▶ [Tasks to perform]:
- a) Name every work package that the GAIA fuel cell summary mentions by number.
- b) According to the GAIA fuel cell summary, how thick were the reinforced fuel cell membranes produced at scale?
- c) Extend the GAIA fuel cell summary with the passage that would follow its last paragraph.

▶ [Document excerpt]:
▼
The two major achievements in terms of project metrics correspond to the FCH JU 2024 performance target for light duty vehicles, first reached in June 2021, and again in June 2022, and on reducing the voltage loss rate with the final MEAs in a short stack to within the target range over the first 600 hours of operation of an automotive drive cycle, including (and in particular) at 105 °C. Cognisant of the challenge of reaching a sufficiently low degradation rate (11-14 µV/h) consistent with reaching the 6,000 hour lifetime target while also, with the same MEAs, achieving the 1.8 W/cm2 power density at high current density (3 A/cm2) target, the outcomes of GAIA represent an important step forward for fuel cell transport MEA technology. The results are all the more important that they were obtained with MEAs using materials developed and up-scaled in GAIA.
WP2 dealt with the requirements, test methods, operating conditions and performance benchmarking for a unified approach to the evaluation of GAIA MEAs and MEA components. Fuel cell system simulations showed that operating temperatures of >100 °C are very favourable for system architecture and lower cost. Operating conditions for fuel cell stack operation (including operating points at 105 °C), single cell and stack operating conditions were set up and subsequently revised for improved stack performance while remaining within the boundary conditions of operation of a fuel cell vehicle. Several 4- and 10-cell stacks were built and provided to WP6. The cost analysis of WP2 reached two important conclusions: firstly that recycling (catalyst and ionomer) has the potential to significantly reduce MEA cost, and that, with this, the cost per kW of the final GAIA MEA approaches the 6 €/kW target of the FCH JU 2019 annual working plan.
WP3 developed low EW ionomers with low melt flow index (high molecular weight) for the membrane. The processing and formulation of thermostable electrospun nanofibre reinforcements were optimised, and the target materials throughput rate was achieved. For the first time, an upscaled electrospun reinforcement was employed in the membrane used for the MEA in final stack testing. Multiple rolls of upscaled nanofibre web were produced and delivered for membrane fabrication. Thin (12-15 µm) reinforced fuel cell membranes comprising low equivalent weight (EW) perfluorosulfonic acid (PFSA) ionomer and chemical stabilisation components were produced at scale and characterised ex situ and in situ. A library of high oxygen permeability polymers with variation of the polymer backbone structure, equivalent weight and molecular weight was developed, and the impact of these variables on the oxygen permeation and MEA performance improvement was determined.
▲
▶ [Data records]:
▼
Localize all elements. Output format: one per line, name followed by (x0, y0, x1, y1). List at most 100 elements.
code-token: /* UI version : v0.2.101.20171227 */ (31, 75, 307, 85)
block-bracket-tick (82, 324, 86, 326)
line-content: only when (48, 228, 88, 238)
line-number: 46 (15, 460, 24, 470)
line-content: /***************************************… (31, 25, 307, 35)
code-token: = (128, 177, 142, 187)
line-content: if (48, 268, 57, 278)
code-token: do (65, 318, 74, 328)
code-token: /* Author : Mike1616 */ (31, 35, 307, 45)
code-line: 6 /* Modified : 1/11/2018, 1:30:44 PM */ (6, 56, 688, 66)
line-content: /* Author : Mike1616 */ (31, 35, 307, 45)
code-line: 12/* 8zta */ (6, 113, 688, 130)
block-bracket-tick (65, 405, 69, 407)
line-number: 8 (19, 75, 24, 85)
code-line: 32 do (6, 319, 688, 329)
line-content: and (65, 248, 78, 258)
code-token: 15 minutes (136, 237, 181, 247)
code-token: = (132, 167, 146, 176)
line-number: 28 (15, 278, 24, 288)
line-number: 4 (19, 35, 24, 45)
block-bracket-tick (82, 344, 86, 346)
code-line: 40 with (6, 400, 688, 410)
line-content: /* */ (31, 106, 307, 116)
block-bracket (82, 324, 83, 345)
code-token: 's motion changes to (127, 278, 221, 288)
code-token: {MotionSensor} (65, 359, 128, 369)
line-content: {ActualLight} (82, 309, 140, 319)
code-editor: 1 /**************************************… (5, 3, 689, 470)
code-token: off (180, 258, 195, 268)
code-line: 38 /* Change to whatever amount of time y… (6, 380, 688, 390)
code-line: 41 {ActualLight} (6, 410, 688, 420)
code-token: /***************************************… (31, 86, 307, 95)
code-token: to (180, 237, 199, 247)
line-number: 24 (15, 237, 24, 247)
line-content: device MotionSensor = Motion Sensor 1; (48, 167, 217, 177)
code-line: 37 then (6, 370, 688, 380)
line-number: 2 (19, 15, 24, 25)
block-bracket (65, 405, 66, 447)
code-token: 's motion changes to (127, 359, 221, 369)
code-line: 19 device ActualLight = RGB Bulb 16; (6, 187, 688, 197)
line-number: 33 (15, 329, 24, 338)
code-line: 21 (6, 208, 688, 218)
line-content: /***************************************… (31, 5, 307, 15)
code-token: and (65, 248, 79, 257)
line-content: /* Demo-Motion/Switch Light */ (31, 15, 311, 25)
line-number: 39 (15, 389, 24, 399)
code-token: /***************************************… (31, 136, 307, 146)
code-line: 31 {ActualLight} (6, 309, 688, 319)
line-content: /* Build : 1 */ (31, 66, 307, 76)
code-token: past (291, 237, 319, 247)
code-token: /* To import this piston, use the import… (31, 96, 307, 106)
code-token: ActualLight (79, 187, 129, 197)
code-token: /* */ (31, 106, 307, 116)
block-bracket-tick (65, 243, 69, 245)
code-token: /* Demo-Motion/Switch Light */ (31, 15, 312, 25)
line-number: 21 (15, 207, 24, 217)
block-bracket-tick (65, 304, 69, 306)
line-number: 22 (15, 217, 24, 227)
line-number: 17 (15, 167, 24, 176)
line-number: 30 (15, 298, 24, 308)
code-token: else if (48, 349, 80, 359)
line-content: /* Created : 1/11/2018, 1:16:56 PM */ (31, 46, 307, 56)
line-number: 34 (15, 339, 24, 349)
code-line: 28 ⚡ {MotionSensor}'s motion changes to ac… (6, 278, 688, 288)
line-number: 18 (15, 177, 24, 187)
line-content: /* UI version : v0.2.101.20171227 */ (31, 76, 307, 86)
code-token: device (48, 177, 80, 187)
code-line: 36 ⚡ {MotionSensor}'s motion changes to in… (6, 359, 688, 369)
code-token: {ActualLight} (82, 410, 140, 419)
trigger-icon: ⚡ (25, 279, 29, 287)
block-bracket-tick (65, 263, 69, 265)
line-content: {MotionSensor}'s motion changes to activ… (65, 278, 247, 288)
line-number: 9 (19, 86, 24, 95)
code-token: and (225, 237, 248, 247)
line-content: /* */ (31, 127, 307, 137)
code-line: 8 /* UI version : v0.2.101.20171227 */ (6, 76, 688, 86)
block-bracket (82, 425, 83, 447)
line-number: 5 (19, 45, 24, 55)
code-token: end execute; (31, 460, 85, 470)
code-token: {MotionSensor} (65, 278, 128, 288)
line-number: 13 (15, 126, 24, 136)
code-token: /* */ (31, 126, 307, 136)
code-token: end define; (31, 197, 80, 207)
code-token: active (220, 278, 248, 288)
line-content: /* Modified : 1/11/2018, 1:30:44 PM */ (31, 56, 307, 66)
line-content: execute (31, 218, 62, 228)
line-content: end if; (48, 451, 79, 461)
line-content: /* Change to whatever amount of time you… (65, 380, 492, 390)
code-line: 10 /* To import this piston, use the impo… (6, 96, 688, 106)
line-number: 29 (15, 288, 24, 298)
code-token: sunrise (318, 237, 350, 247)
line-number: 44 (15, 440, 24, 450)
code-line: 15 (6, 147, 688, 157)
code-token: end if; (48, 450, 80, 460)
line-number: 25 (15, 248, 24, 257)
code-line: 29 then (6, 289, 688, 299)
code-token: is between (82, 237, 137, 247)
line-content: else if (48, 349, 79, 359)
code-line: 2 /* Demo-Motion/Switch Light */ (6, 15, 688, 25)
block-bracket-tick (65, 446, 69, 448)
▲
▶ [The answers]:
- a) WP2, WP3, WP6

- b) 12-15 µm

- c)
WP4 developed high mass activity catalysts supported on highly structured, surface-modified, corrosion resistant supports. Novel carbon supports were surface-modified by nitrogen plasma treatment and calorimetric and thermogravimetric methods were developed to evaluate the strength of the ionomer-support interaction. Novel catalytic entities were prepared, comprising both thin films and structured particles, platinum only and as alloys, in particular with nickel and with rare earth metals. The catalyst mass activity in a fuel cell reached 0.89 A/g Pt (PtNi/C catalyst), exceeding the target of 0.7 A/g Pt. The PtY, PtNd and PtGd alloy catalysts developed provided the highest reported power density at high current density of any fuel cell with Pt-rare-earth cathode catalyst. Systematic study of the effect of catalyst particle location within carbon support micropores and outside of such micropores led to selection of these catalyst types for use in the MEAs developed in WP5.
MEAs comprising novel ionomers from WP3, designed to give increased oxygen permeability, were assessed by analysing the local transport resistances under a range of operating conditions. Thinner membranes were evaluated and integrated respectively into Gen3 and Gen4 MEAs, both of which achieved the 1.8 W/cm2 at 0.6 V performance target. WP4 catalyst materials with Pt-location preferentially near the surface of the particles led to MEAs with lower mass transport resistance in particular at low stoichiometries and high current densities, and they were used in the Gen3 and Gen4 MEAs. The Gen4 MEA also achieved the 1.8 W/cm2 GAIA performance target in short stack testing and showed substantial improvement in degradation rate, achieving the project target under some of the operating points albeit not under all conditions. Layers with graded Pt loading cathodes were developed and the performance impact of decal transfer processes in terms of contact resistance and changes in porosity of the catalyst layer with transfer conditions was quantified.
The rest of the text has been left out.